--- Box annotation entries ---
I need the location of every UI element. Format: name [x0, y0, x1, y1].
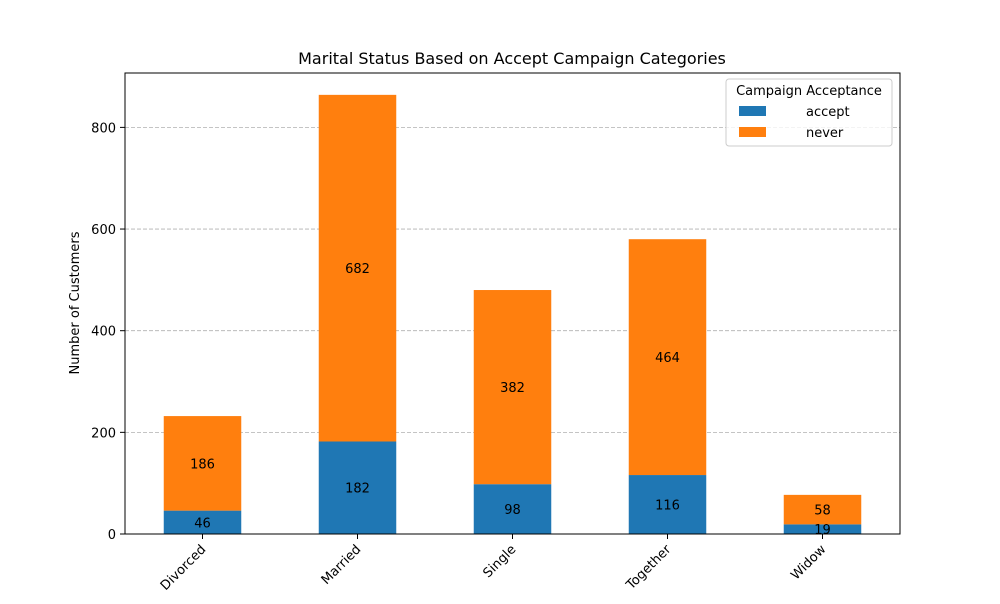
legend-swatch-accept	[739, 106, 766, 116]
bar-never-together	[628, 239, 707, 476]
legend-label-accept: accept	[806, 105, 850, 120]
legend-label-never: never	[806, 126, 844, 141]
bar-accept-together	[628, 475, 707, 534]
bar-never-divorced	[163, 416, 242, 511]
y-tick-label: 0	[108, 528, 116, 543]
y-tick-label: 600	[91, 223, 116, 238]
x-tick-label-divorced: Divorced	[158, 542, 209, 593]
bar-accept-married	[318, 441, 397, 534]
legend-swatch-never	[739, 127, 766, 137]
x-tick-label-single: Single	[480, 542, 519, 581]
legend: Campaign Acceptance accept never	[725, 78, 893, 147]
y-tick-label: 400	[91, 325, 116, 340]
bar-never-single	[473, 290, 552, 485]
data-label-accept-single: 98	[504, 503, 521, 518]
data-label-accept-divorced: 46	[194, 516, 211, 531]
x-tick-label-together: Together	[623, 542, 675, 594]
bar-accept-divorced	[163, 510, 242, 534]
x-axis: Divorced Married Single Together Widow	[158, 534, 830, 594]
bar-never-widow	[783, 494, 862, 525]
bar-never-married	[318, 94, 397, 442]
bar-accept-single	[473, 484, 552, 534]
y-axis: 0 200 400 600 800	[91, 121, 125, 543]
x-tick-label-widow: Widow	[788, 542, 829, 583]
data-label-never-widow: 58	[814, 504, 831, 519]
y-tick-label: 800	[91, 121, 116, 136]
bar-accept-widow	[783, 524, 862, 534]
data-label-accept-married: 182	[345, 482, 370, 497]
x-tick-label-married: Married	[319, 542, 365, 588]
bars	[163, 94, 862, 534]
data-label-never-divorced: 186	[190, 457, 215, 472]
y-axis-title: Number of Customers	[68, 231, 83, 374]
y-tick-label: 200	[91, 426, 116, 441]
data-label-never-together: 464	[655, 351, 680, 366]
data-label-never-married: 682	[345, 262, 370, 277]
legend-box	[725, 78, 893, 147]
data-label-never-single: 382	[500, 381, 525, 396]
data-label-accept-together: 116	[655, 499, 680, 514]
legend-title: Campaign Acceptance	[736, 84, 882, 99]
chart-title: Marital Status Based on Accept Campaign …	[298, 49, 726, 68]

--- Aim of the exercise ---
Copy out every line of the entries above word for word, leaving out the pictures.

--- The completed task ---
I need the location of every UI element. Format: name [x0, y0, x1, y1].
legend-swatch-accept	[739, 106, 766, 116]
bar-never-together	[628, 239, 707, 476]
legend-label-accept: accept	[806, 105, 850, 120]
legend-label-never: never	[806, 126, 844, 141]
bar-accept-together	[628, 475, 707, 534]
bar-never-divorced	[163, 416, 242, 511]
y-tick-label: 0	[108, 528, 116, 543]
y-tick-label: 600	[91, 223, 116, 238]
x-tick-label-divorced: Divorced	[158, 542, 209, 593]
bar-accept-married	[318, 441, 397, 534]
legend-swatch-never	[739, 127, 766, 137]
x-tick-label-single: Single	[480, 542, 519, 581]
legend: Campaign Acceptance accept never	[725, 78, 893, 147]
y-tick-label: 400	[91, 325, 116, 340]
bar-never-single	[473, 290, 552, 485]
data-label-accept-single: 98	[504, 503, 521, 518]
data-label-accept-divorced: 46	[194, 516, 211, 531]
x-tick-label-together: Together	[623, 542, 675, 594]
bar-accept-divorced	[163, 510, 242, 534]
x-axis: Divorced Married Single Together Widow	[158, 534, 830, 594]
bar-never-widow	[783, 494, 862, 525]
bar-never-married	[318, 94, 397, 442]
bar-accept-single	[473, 484, 552, 534]
y-axis: 0 200 400 600 800	[91, 121, 125, 543]
x-tick-label-widow: Widow	[788, 542, 829, 583]
data-label-never-widow: 58	[814, 504, 831, 519]
y-tick-label: 800	[91, 121, 116, 136]
bar-accept-widow	[783, 524, 862, 534]
data-label-accept-married: 182	[345, 482, 370, 497]
x-tick-label-married: Married	[319, 542, 365, 588]
bars	[163, 94, 862, 534]
data-label-never-divorced: 186	[190, 457, 215, 472]
y-axis-title: Number of Customers	[68, 231, 83, 374]
y-tick-label: 200	[91, 426, 116, 441]
data-label-never-together: 464	[655, 351, 680, 366]
data-label-never-married: 682	[345, 262, 370, 277]
legend-box	[725, 78, 893, 147]
data-label-never-single: 382	[500, 381, 525, 396]
data-label-accept-together: 116	[655, 499, 680, 514]
legend-title: Campaign Acceptance	[736, 84, 882, 99]
chart-title: Marital Status Based on Accept Campaign …	[298, 49, 726, 68]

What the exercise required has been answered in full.